** Stated exercise **
Copy all the material below, exactly as it stands.

** Supplied records **

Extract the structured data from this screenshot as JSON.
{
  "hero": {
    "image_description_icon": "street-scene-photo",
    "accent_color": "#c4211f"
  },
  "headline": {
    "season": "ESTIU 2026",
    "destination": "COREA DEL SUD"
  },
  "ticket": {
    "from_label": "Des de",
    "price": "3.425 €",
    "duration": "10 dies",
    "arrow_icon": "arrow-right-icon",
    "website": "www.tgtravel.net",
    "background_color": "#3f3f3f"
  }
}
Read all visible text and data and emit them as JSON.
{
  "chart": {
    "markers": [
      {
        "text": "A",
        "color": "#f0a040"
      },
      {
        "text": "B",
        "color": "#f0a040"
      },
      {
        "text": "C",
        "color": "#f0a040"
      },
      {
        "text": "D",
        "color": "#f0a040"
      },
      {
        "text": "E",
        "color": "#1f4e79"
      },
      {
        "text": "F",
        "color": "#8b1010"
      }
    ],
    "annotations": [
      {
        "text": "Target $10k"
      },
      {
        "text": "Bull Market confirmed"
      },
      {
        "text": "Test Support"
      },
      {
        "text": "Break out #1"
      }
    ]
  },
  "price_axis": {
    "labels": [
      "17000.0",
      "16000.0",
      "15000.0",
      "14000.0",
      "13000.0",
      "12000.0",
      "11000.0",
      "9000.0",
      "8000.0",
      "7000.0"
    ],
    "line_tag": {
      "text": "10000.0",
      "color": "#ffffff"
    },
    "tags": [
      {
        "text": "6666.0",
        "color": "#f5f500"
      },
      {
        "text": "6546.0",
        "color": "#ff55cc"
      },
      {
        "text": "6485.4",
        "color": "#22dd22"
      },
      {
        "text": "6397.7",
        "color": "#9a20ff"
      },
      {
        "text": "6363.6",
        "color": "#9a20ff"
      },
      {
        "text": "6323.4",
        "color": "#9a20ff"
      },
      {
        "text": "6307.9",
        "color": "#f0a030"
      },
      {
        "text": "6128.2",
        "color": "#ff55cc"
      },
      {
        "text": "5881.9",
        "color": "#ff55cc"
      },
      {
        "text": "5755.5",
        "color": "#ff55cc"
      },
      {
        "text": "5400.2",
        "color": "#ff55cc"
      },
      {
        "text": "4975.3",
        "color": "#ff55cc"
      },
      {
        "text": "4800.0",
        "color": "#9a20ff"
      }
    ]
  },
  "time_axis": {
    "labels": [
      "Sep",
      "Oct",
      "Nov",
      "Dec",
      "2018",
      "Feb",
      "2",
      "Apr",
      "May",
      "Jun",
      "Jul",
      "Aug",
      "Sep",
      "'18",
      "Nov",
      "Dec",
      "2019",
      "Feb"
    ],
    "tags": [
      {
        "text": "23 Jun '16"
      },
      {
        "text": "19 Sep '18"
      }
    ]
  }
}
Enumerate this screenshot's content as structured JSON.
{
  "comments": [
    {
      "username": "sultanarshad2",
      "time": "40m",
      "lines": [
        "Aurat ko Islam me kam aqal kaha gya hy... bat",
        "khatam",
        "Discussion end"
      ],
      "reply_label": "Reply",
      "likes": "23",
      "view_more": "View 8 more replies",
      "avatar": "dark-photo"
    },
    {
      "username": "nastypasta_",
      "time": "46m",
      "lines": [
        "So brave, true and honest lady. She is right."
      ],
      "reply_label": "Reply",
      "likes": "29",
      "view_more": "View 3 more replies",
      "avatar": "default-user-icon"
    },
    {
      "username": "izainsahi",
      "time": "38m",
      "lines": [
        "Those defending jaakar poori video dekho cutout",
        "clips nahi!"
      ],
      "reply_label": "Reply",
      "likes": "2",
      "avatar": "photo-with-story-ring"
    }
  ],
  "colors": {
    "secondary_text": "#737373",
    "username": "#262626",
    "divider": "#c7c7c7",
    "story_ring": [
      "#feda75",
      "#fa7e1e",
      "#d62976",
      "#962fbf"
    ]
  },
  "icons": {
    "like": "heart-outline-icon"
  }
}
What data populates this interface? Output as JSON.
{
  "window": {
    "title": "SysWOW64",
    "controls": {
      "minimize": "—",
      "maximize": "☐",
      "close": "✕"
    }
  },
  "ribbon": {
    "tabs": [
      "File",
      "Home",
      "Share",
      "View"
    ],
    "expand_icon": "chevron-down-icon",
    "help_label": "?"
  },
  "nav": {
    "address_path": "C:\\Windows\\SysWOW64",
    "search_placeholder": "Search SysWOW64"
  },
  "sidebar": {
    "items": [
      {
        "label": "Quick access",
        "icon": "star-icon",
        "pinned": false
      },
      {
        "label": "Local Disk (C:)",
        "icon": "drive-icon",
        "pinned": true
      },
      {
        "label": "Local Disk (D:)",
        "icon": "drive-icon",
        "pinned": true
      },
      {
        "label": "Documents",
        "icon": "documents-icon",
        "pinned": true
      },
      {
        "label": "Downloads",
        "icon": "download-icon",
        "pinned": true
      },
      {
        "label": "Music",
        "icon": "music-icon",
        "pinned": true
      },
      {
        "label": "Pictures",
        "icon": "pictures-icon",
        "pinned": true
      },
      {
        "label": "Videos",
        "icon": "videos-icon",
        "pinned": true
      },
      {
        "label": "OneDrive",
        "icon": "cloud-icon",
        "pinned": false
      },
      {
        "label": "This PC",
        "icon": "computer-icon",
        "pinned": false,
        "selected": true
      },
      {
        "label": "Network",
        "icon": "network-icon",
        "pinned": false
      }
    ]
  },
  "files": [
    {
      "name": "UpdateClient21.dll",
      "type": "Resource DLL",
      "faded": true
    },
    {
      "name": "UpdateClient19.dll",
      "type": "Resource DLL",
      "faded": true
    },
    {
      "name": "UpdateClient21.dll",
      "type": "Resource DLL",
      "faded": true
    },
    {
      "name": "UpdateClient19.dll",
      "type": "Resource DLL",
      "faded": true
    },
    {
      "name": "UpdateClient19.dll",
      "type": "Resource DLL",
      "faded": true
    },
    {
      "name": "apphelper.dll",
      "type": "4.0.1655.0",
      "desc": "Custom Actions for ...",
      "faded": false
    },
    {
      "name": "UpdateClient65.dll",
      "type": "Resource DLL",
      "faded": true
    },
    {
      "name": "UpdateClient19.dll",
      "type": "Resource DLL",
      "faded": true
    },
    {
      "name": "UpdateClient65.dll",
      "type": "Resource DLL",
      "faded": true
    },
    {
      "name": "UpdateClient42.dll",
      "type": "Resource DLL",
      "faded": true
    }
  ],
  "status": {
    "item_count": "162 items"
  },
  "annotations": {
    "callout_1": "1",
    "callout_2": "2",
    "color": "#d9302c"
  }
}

** Complete answer **
Extract the structured data from this screenshot as JSON.
{
  "hero": {
    "image_description_icon": "street-scene-photo",
    "accent_color": "#c4211f"
  },
  "headline": {
    "season": "ESTIU 2026",
    "destination": "COREA DEL SUD"
  },
  "ticket": {
    "from_label": "Des de",
    "price": "3.425 €",
    "duration": "10 dies",
    "arrow_icon": "arrow-right-icon",
    "website": "www.tgtravel.net",
    "background_color": "#3f3f3f"
  }
}
Read all visible text and data and emit them as JSON.
{
  "chart": {
    "markers": [
      {
        "text": "A",
        "color": "#f0a040"
      },
      {
        "text": "B",
        "color": "#f0a040"
      },
      {
        "text": "C",
        "color": "#f0a040"
      },
      {
        "text": "D",
        "color": "#f0a040"
      },
      {
        "text": "E",
        "color": "#1f4e79"
      },
      {
        "text": "F",
        "color": "#8b1010"
      }
    ],
    "annotations": [
      {
        "text": "Target $10k"
      },
      {
        "text": "Bull Market confirmed"
      },
      {
        "text": "Test Support"
      },
      {
        "text": "Break out #1"
      }
    ]
  },
  "price_axis": {
    "labels": [
      "17000.0",
      "16000.0",
      "15000.0",
      "14000.0",
      "13000.0",
      "12000.0",
      "11000.0",
      "9000.0",
      "8000.0",
      "7000.0"
    ],
    "line_tag": {
      "text": "10000.0",
      "color": "#ffffff"
    },
    "tags": [
      {
        "text": "6666.0",
        "color": "#f5f500"
      },
      {
        "text": "6546.0",
        "color": "#ff55cc"
      },
      {
        "text": "6485.4",
        "color": "#22dd22"
      },
      {
        "text": "6397.7",
        "color": "#9a20ff"
      },
      {
        "text": "6363.6",
        "color": "#9a20ff"
      },
      {
        "text": "6323.4",
        "color": "#9a20ff"
      },
      {
        "text": "6307.9",
        "color": "#f0a030"
      },
      {
        "text": "6128.2",
        "color": "#ff55cc"
      },
      {
        "text": "5881.9",
        "color": "#ff55cc"
      },
      {
        "text": "5755.5",
        "color": "#ff55cc"
      },
      {
        "text": "5400.2",
        "color": "#ff55cc"
      },
      {
        "text": "4975.3",
        "color": "#ff55cc"
      },
      {
        "text": "4800.0",
        "color": "#9a20ff"
      }
    ]
  },
  "time_axis": {
    "labels": [
      "Sep",
      "Oct",
      "Nov",
      "Dec",
      "2018",
      "Feb",
      "2",
      "Apr",
      "May",
      "Jun",
      "Jul",
      "Aug",
      "Sep",
      "'18",
      "Nov",
      "Dec",
      "2019",
      "Feb"
    ],
    "tags": [
      {
        "text": "23 Jun '16"
      },
      {
        "text": "19 Sep '18"
      }
    ]
  }
}
Enumerate this screenshot's content as structured JSON.
{
  "comments": [
    {
      "username": "sultanarshad2",
      "time": "40m",
      "lines": [
        "Aurat ko Islam me kam aqal kaha gya hy... bat",
        "khatam",
        "Discussion end"
      ],
      "reply_label": "Reply",
      "likes": "23",
      "view_more": "View 8 more replies",
      "avatar": "dark-photo"
    },
    {
      "username": "nastypasta_",
      "time": "46m",
      "lines": [
        "So brave, true and honest lady. She is right."
      ],
      "reply_label": "Reply",
      "likes": "29",
      "view_more": "View 3 more replies",
      "avatar": "default-user-icon"
    },
    {
      "username": "izainsahi",
      "time": "38m",
      "lines": [
        "Those defending jaakar poori video dekho cutout",
        "clips nahi!"
      ],
      "reply_label": "Reply",
      "likes": "2",
      "avatar": "photo-with-story-ring"
    }
  ],
  "colors": {
    "secondary_text": "#737373",
    "username": "#262626",
    "divider": "#c7c7c7",
    "story_ring": [
      "#feda75",
      "#fa7e1e",
      "#d62976",
      "#962fbf"
    ]
  },
  "icons": {
    "like": "heart-outline-icon"
  }
}
What data populates this interface? Output as JSON.
{
  "window": {
    "title": "SysWOW64",
    "controls": {
      "minimize": "—",
      "maximize": "☐",
      "close": "✕"
    }
  },
  "ribbon": {
    "tabs": [
      "File",
      "Home",
      "Share",
      "View"
    ],
    "expand_icon": "chevron-down-icon",
    "help_label": "?"
  },
  "nav": {
    "address_path": "C:\\Windows\\SysWOW64",
    "search_placeholder": "Search SysWOW64"
  },
  "sidebar": {
    "items": [
      {
        "label": "Quick access",
        "icon": "star-icon",
        "pinned": false
      },
      {
        "label": "Local Disk (C:)",
        "icon": "drive-icon",
        "pinned": true
      },
      {
        "label": "Local Disk (D:)",
        "icon": "drive-icon",
        "pinned": true
      },
      {
        "label": "Documents",
        "icon": "documents-icon",
        "pinned": true
      },
      {
        "label": "Downloads",
        "icon": "download-icon",
        "pinned": true
      },
      {
        "label": "Music",
        "icon": "music-icon",
        "pinned": true
      },
      {
        "label": "Pictures",
        "icon": "pictures-icon",
        "pinned": true
      },
      {
        "label": "Videos",
        "icon": "videos-icon",
        "pinned": true
      },
      {
        "label": "OneDrive",
        "icon": "cloud-icon",
        "pinned": false
      },
      {
        "label": "This PC",
        "icon": "computer-icon",
        "pinned": false,
        "selected": true
      },
      {
        "label": "Network",
        "icon": "network-icon",
        "pinned": false
      }
    ]
  },
  "files": [
    {
      "name": "UpdateClient21.dll",
      "type": "Resource DLL",
      "faded": true
    },
    {
      "name": "UpdateClient19.dll",
      "type": "Resource DLL",
      "faded": true
    },
    {
      "name": "UpdateClient21.dll",
      "type": "Resource DLL",
      "faded": true
    },
    {
      "name": "UpdateClient19.dll",
      "type": "Resource DLL",
      "faded": true
    },
    {
      "name": "UpdateClient19.dll",
      "type": "Resource DLL",
      "faded": true
    },
    {
      "name": "apphelper.dll",
      "type": "4.0.1655.0",
      "desc": "Custom Actions for ...",
      "faded": false
    },
    {
      "name": "UpdateClient65.dll",
      "type": "Resource DLL",
      "faded": true
    },
    {
      "name": "UpdateClient19.dll",
      "type": "Resource DLL",
      "faded": true
    },
    {
      "name": "UpdateClient65.dll",
      "type": "Resource DLL",
      "faded": true
    },
    {
      "name": "UpdateClient42.dll",
      "type": "Resource DLL",
      "faded": true
    }
  ],
  "status": {
    "item_count": "162 items"
  },
  "annotations": {
    "callout_1": "1",
    "callout_2": "2",
    "color": "#d9302c"
  }
}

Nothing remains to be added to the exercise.